--- DATA FOR PROCESSING ---
..........

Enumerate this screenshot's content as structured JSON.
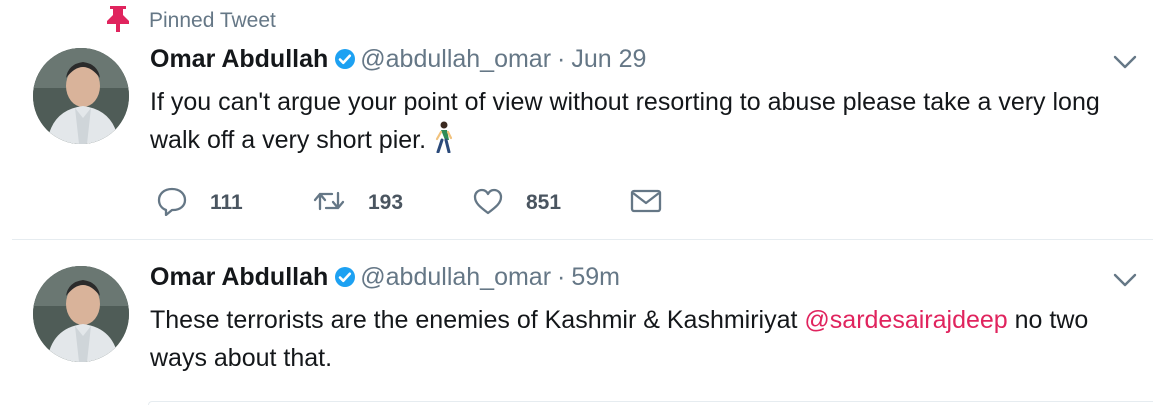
{
  "pinned": {
    "label": "Pinned Tweet",
    "icon": "pin-icon",
    "icon_color": "#e0245e"
  },
  "tweets": [
    {
      "author_name": "Omar Abdullah",
      "handle": "@abdullah_omar",
      "separator": "·",
      "time": "Jun 29",
      "text": "If you can't argue your point of view without resorting to abuse please take a very long walk off a very short pier.",
      "emoji": "person-walking-emoji",
      "reply_count": "111",
      "retweet_count": "193",
      "like_count": "851"
    },
    {
      "author_name": "Omar Abdullah",
      "handle": "@abdullah_omar",
      "separator": "·",
      "time": "59m",
      "text_before": "These terrorists are the enemies of Kashmir & Kashmiriyat ",
      "mention": "@sardesairajdeep",
      "text_after": " no two ways about that."
    }
  ],
  "colors": {
    "text_primary": "#14171a",
    "text_secondary": "#657786",
    "verified_blue": "#1da1f2",
    "mention_red": "#e0245e",
    "divider": "#e6ecf0"
  }
}
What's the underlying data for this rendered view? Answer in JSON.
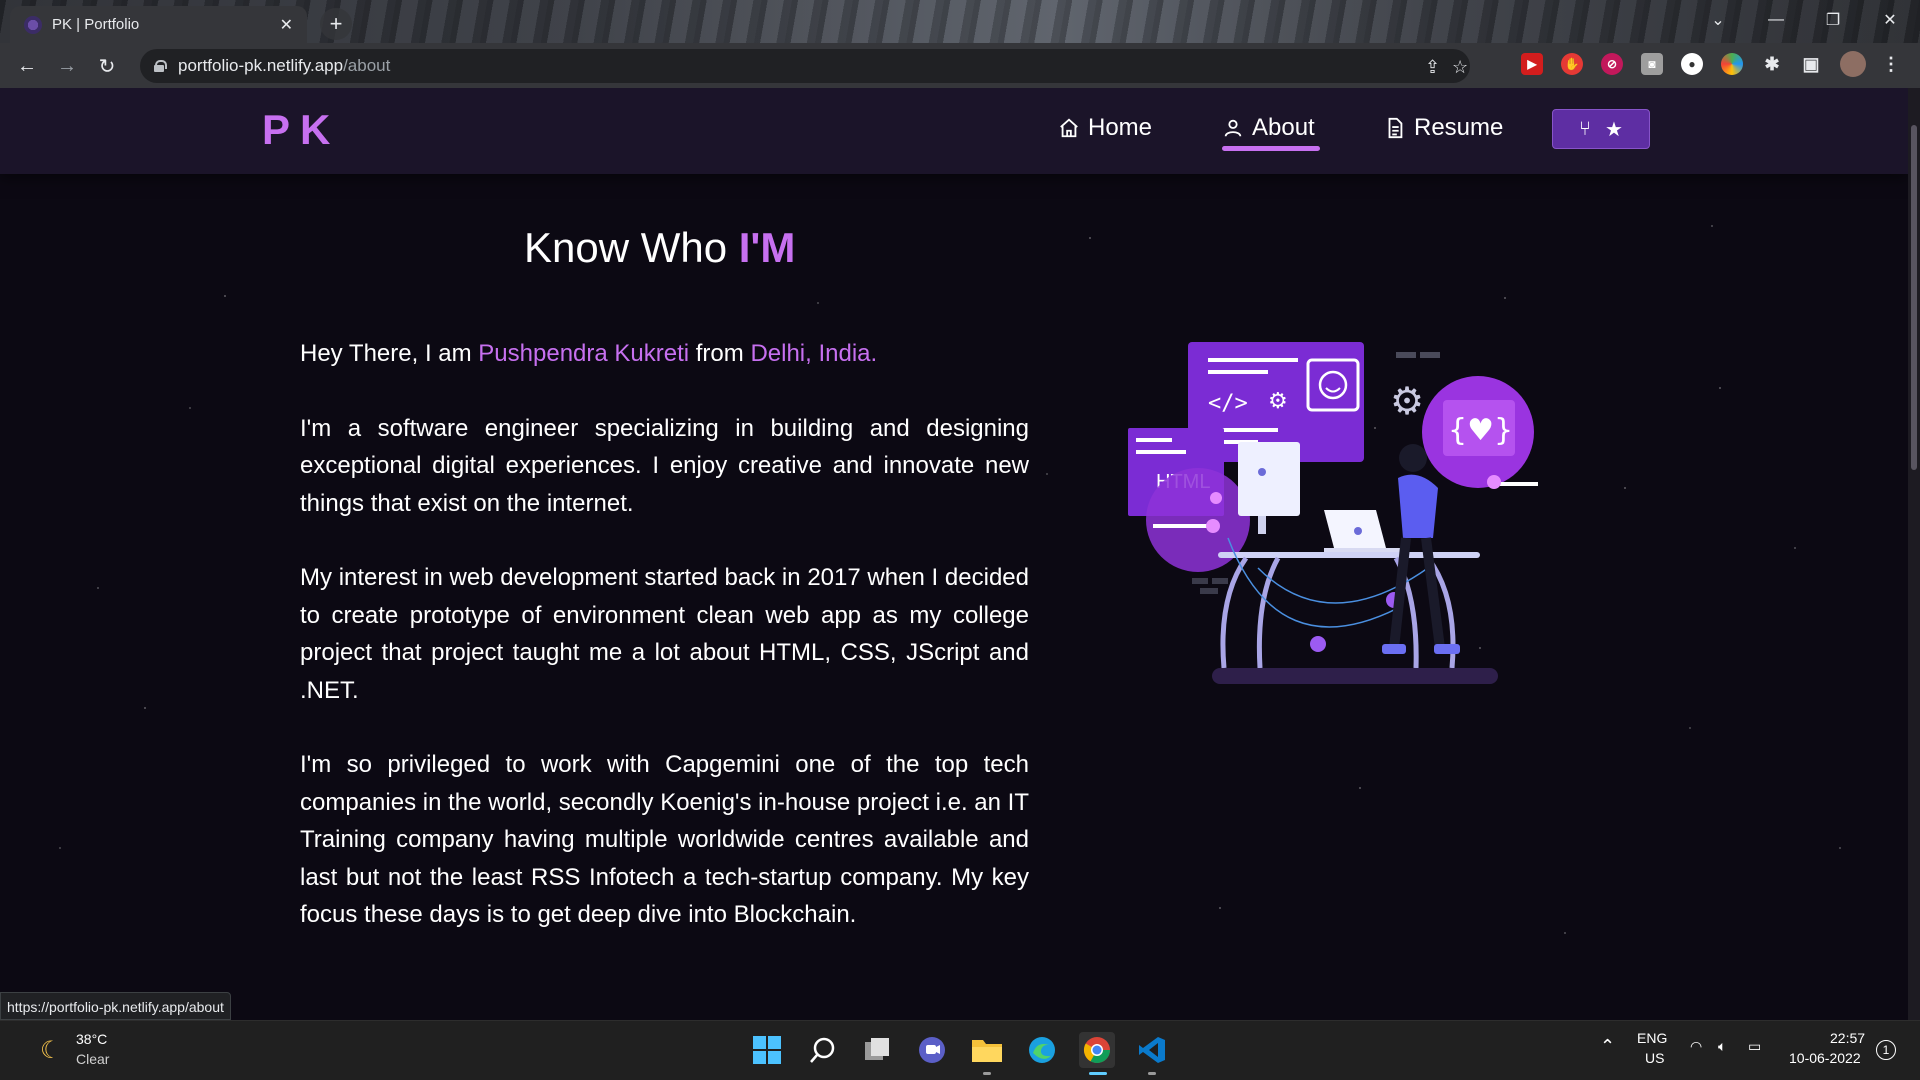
{
  "browser": {
    "tab_title": "PK | Portfolio",
    "url_host": "portfolio-pk.netlify.app",
    "url_path": "/about",
    "status_url": "https://portfolio-pk.netlify.app/about"
  },
  "site": {
    "logo": "PK",
    "nav": {
      "home": "Home",
      "about": "About",
      "resume": "Resume",
      "active": "About"
    }
  },
  "about": {
    "heading_main": "Know Who ",
    "heading_accent": "I'M",
    "intro_prefix": "Hey There, I am ",
    "name": "Pushpendra Kukreti",
    "intro_middle": " from ",
    "location": "Delhi, India.",
    "paragraph_1": "I'm a software engineer specializing in building and designing exceptional digital experiences. I enjoy creative and innovate new things that exist on the internet.",
    "paragraph_2": "My interest in web development started back in 2017 when I decided to create prototype of environment clean web app as my college project that project taught me a lot about HTML, CSS, JScript and .NET.",
    "paragraph_3": "I'm so privileged to work with Capgemini one of the top tech companies in the world, secondly Koenig's in-house project i.e. an IT Training company having multiple worldwide centres available and last but not the least RSS Infotech a tech-startup company. My key focus these days is to get deep dive into Blockchain.",
    "illustration_label": "HTML"
  },
  "taskbar": {
    "weather_temp": "38°C",
    "weather_condition": "Clear",
    "lang_top": "ENG",
    "lang_bottom": "US",
    "time": "22:57",
    "date": "10-06-2022",
    "notification_count": "1"
  },
  "colors": {
    "accent": "#c770f0",
    "navbar_bg": "#1b1429",
    "page_bg": "#0c0913",
    "github_button": "#5e2ea3"
  }
}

..........

--- SHORT PROBLEM ---
Repeat each record exactly, with the pictures left out.

--- RESULT ---
Enumerate this screenshot's content as structured JSON.
{
  "pinned": {
    "label": "Pinned Tweet",
    "icon": "pin-icon",
    "icon_color": "#e0245e"
  },
  "tweets": [
    {
      "author_name": "Omar Abdullah",
      "handle": "@abdullah_omar",
      "separator": "·",
      "time": "Jun 29",
      "text": "If you can't argue your point of view without resorting to abuse please take a very long walk off a very short pier.",
      "emoji": "person-walking-emoji",
      "reply_count": "111",
      "retweet_count": "193",
      "like_count": "851"
    },
    {
      "author_name": "Omar Abdullah",
      "handle": "@abdullah_omar",
      "separator": "·",
      "time": "59m",
      "text_before": "These terrorists are the enemies of Kashmir & Kashmiriyat ",
      "mention": "@sardesairajdeep",
      "text_after": " no two ways about that."
    }
  ],
  "colors": {
    "text_primary": "#14171a",
    "text_secondary": "#657786",
    "verified_blue": "#1da1f2",
    "mention_red": "#e0245e",
    "divider": "#e6ecf0"
  }
}
What's the underlying data for this rendered view? Answer in JSON.
{
  "browser": {
    "tab_title": "PK | Portfolio",
    "url_host": "portfolio-pk.netlify.app",
    "url_path": "/about",
    "status_url": "https://portfolio-pk.netlify.app/about"
  },
  "site": {
    "logo": "PK",
    "nav": {
      "home": "Home",
      "about": "About",
      "resume": "Resume",
      "active": "About"
    }
  },
  "about": {
    "heading_main": "Know Who ",
    "heading_accent": "I'M",
    "intro_prefix": "Hey There, I am ",
    "name": "Pushpendra Kukreti",
    "intro_middle": " from ",
    "location": "Delhi, India.",
    "paragraph_1": "I'm a software engineer specializing in building and designing exceptional digital experiences. I enjoy creative and innovate new things that exist on the internet.",
    "paragraph_2": "My interest in web development started back in 2017 when I decided to create prototype of environment clean web app as my college project that project taught me a lot about HTML, CSS, JScript and .NET.",
    "paragraph_3": "I'm so privileged to work with Capgemini one of the top tech companies in the world, secondly Koenig's in-house project i.e. an IT Training company having multiple worldwide centres available and last but not the least RSS Infotech a tech-startup company. My key focus these days is to get deep dive into Blockchain.",
    "illustration_label": "HTML"
  },
  "taskbar": {
    "weather_temp": "38°C",
    "weather_condition": "Clear",
    "lang_top": "ENG",
    "lang_bottom": "US",
    "time": "22:57",
    "date": "10-06-2022",
    "notification_count": "1"
  },
  "colors": {
    "accent": "#c770f0",
    "navbar_bg": "#1b1429",
    "page_bg": "#0c0913",
    "github_button": "#5e2ea3"
  }
}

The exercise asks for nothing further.